Exercise instructions:
Determine how many lines in these records hold "работы". Only the number is wanted.

Data provided start

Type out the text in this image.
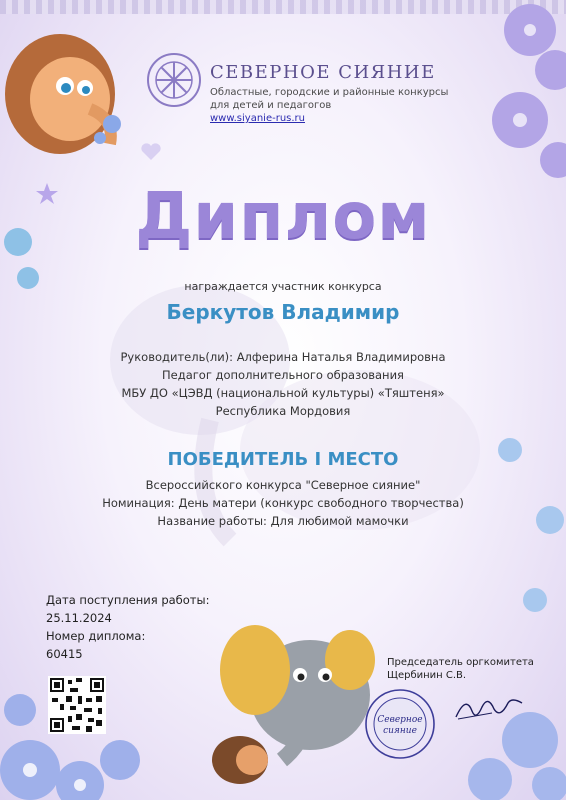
СЕВЕРНОЕ СИЯНИЕ
Областные, городские и районные конкурсы
для детей и педагогов
www.siyanie-rus.ru
Диплом
награждается участник конкурса
Беркутов Владимир
Руководитель(ли): Алферина Наталья Владимировна
Педагог дополнительного образования
МБУ ДО «ЦЭВД (национальной культуры) «Тяштеня»
Республика Мордовия
ПОБЕДИТЕЛЬ I МЕСТО
Всероссийского конкурса "Северное сияние"
Номинация: День матери (конкурс свободного творчества)
Название работы: Для любимой мамочки
Дата поступления работы:
25.11.2024
Номер диплома:
60415
Председатель оргкомитета
Щербинин С.В.
Северное
сияние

Data provided end

Solution to this exercise:
2